[SHORT PROBLEM]
Track down the lines that contain "juniorky" and copy them.

[RECORDS PROVIDED]
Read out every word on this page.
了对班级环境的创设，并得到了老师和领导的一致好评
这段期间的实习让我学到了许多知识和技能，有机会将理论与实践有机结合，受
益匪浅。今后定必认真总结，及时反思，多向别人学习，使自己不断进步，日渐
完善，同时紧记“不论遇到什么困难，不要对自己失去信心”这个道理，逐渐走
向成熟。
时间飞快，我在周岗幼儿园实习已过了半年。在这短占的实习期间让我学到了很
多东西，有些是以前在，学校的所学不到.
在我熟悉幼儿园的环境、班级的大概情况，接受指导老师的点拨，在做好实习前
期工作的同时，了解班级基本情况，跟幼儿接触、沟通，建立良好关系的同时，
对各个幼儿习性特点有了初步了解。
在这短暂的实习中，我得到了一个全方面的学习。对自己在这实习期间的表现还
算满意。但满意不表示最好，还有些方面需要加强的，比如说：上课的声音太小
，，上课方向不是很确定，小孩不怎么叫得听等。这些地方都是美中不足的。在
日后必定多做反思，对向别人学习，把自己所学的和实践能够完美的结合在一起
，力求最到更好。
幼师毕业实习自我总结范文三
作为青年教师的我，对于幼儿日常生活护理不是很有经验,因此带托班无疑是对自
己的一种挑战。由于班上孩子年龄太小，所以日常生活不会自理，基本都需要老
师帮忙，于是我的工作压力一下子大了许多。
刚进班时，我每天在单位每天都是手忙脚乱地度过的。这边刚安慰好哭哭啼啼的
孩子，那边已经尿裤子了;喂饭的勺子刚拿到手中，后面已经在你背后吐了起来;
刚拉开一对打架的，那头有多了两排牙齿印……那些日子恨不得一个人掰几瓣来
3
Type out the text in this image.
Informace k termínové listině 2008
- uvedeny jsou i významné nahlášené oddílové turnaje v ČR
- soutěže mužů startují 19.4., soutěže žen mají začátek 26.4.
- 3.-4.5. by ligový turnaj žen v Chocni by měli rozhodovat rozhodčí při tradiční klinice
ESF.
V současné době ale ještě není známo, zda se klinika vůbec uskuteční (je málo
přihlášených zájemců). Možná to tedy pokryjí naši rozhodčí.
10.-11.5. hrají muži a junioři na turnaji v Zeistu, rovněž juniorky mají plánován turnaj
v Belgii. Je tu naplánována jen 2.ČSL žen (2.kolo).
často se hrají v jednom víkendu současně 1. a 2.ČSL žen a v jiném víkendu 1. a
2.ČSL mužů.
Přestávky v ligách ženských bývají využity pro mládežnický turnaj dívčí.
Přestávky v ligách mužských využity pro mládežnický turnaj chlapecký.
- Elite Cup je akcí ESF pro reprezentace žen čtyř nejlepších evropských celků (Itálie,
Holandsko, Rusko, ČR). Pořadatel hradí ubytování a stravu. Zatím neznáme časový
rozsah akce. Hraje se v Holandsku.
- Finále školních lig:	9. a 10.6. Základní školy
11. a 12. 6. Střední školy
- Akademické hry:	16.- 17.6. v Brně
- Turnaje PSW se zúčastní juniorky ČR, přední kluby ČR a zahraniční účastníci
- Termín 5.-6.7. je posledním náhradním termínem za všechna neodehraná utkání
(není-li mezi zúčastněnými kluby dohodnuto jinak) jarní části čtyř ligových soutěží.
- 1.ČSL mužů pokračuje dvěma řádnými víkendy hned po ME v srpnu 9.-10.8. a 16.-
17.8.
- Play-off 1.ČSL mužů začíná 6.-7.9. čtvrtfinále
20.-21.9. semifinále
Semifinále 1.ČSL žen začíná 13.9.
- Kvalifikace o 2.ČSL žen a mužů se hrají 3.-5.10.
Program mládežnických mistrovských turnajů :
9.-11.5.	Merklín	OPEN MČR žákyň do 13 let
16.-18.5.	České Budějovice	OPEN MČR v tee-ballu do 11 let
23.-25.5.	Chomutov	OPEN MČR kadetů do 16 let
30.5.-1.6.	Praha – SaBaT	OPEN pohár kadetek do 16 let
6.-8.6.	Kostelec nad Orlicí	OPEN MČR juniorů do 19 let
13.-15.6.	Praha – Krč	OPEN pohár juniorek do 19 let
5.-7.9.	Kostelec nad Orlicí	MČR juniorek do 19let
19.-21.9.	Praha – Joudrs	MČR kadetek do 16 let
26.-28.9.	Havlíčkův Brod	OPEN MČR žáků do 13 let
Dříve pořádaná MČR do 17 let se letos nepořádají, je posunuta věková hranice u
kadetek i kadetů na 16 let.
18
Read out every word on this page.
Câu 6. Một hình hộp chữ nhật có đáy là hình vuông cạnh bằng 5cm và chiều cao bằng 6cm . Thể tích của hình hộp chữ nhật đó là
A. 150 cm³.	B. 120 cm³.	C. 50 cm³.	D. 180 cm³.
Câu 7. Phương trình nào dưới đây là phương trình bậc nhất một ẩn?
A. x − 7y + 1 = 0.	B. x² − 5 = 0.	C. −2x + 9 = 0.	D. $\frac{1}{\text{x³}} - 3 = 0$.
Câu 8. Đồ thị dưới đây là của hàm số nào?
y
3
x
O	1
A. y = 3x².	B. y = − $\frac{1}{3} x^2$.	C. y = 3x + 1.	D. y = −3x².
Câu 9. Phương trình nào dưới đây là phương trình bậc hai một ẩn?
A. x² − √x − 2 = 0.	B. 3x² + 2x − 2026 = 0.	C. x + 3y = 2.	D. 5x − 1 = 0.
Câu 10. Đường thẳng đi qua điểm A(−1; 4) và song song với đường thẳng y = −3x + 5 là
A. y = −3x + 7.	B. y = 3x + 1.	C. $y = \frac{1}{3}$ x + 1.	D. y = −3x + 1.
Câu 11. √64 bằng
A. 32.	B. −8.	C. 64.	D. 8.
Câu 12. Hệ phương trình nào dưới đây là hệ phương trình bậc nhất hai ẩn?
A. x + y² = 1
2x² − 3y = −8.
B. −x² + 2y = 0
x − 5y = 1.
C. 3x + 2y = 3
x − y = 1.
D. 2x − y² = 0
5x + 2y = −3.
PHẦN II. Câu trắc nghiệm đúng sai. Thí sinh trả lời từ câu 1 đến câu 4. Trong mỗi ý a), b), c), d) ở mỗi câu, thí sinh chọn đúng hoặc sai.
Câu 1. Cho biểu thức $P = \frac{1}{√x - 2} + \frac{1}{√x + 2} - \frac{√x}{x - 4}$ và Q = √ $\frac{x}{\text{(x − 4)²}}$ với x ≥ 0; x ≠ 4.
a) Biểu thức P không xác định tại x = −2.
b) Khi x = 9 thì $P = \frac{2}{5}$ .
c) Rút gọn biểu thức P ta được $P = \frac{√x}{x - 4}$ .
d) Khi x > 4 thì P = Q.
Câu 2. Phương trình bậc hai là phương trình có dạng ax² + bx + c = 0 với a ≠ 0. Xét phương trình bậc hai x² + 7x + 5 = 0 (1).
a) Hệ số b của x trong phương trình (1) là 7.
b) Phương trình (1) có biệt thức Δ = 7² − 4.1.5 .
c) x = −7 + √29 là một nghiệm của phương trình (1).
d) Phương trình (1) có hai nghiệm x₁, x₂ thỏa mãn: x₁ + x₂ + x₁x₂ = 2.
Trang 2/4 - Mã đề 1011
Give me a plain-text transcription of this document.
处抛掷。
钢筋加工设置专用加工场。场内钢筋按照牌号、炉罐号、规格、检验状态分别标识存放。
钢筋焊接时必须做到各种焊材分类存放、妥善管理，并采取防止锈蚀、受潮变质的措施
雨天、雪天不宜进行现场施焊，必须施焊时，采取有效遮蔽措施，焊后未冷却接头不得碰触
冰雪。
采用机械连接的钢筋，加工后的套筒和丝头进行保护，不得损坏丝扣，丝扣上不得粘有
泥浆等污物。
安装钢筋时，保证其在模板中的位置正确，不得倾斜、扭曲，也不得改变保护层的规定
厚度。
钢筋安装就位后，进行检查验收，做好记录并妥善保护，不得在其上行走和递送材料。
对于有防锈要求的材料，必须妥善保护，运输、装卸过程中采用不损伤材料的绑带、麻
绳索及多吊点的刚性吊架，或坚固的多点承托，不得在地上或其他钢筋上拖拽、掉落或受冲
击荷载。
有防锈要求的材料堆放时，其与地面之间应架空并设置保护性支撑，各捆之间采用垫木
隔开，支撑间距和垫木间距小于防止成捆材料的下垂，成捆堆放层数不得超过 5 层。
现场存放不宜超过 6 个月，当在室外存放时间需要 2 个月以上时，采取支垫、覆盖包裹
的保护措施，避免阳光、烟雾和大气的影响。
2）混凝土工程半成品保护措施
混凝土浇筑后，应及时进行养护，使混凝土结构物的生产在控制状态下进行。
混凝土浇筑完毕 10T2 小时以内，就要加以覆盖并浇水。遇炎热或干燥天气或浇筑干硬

[ANSWER TO THIS TASK]
10.-11.5. hrají muži a junioři na turnaji v Zeistu, rovněž juniorky mají plánován turnaj
- Turnaje PSW se zúčastní juniorky ČR, přední kluby ČR a zahraniční účastníci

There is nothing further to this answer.